Problem description: Without including the pictures, copy out every line below.

[Dataset excerpt]
☆ ☆ ☆

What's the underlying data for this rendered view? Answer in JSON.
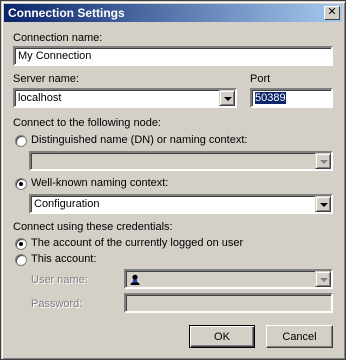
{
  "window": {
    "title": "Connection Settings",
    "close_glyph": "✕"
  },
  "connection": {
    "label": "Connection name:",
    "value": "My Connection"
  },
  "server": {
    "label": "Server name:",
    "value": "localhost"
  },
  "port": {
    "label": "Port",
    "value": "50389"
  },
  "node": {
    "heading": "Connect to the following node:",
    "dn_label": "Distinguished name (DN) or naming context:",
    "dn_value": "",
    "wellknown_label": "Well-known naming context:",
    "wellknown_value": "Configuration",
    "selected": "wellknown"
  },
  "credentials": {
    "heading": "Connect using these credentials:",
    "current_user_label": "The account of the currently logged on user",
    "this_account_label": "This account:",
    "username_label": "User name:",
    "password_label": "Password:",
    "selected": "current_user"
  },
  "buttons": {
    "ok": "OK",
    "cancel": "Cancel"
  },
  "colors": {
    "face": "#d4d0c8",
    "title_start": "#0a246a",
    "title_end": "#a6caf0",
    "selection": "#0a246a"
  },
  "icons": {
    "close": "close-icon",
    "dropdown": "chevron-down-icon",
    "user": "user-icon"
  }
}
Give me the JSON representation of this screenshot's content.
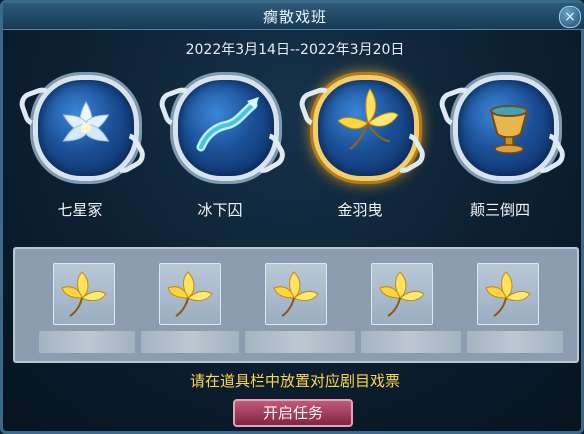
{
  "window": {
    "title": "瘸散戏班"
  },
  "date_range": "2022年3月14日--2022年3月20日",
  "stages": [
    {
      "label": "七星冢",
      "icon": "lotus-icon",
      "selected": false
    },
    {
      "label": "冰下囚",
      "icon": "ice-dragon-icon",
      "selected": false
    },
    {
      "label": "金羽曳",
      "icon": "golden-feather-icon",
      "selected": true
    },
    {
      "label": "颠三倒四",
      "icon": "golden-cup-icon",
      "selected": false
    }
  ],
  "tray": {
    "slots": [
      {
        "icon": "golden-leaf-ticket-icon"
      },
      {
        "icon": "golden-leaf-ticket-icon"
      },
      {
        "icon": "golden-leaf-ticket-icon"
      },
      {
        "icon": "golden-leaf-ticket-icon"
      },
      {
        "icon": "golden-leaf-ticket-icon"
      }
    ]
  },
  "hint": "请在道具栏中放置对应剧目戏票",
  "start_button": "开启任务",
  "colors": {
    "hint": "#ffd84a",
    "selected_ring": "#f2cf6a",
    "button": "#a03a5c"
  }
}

☆ ☆ ☆

Written answer:
What's the underlying data for this rendered view? Answer in JSON.
{
  "window": {
    "title": "Connection Settings",
    "close_glyph": "✕"
  },
  "connection": {
    "label": "Connection name:",
    "value": "My Connection"
  },
  "server": {
    "label": "Server name:",
    "value": "localhost"
  },
  "port": {
    "label": "Port",
    "value": "50389"
  },
  "node": {
    "heading": "Connect to the following node:",
    "dn_label": "Distinguished name (DN) or naming context:",
    "dn_value": "",
    "wellknown_label": "Well-known naming context:",
    "wellknown_value": "Configuration",
    "selected": "wellknown"
  },
  "credentials": {
    "heading": "Connect using these credentials:",
    "current_user_label": "The account of the currently logged on user",
    "this_account_label": "This account:",
    "username_label": "User name:",
    "password_label": "Password:",
    "selected": "current_user"
  },
  "buttons": {
    "ok": "OK",
    "cancel": "Cancel"
  },
  "colors": {
    "face": "#d4d0c8",
    "title_start": "#0a246a",
    "title_end": "#a6caf0",
    "selection": "#0a246a"
  },
  "icons": {
    "close": "close-icon",
    "dropdown": "chevron-down-icon",
    "user": "user-icon"
  }
}
Give me the JSON representation of this screenshot's content.
{
  "window": {
    "title": "瘸散戏班"
  },
  "date_range": "2022年3月14日--2022年3月20日",
  "stages": [
    {
      "label": "七星冢",
      "icon": "lotus-icon",
      "selected": false
    },
    {
      "label": "冰下囚",
      "icon": "ice-dragon-icon",
      "selected": false
    },
    {
      "label": "金羽曳",
      "icon": "golden-feather-icon",
      "selected": true
    },
    {
      "label": "颠三倒四",
      "icon": "golden-cup-icon",
      "selected": false
    }
  ],
  "tray": {
    "slots": [
      {
        "icon": "golden-leaf-ticket-icon"
      },
      {
        "icon": "golden-leaf-ticket-icon"
      },
      {
        "icon": "golden-leaf-ticket-icon"
      },
      {
        "icon": "golden-leaf-ticket-icon"
      },
      {
        "icon": "golden-leaf-ticket-icon"
      }
    ]
  },
  "hint": "请在道具栏中放置对应剧目戏票",
  "start_button": "开启任务",
  "colors": {
    "hint": "#ffd84a",
    "selected_ring": "#f2cf6a",
    "button": "#a03a5c"
  }
}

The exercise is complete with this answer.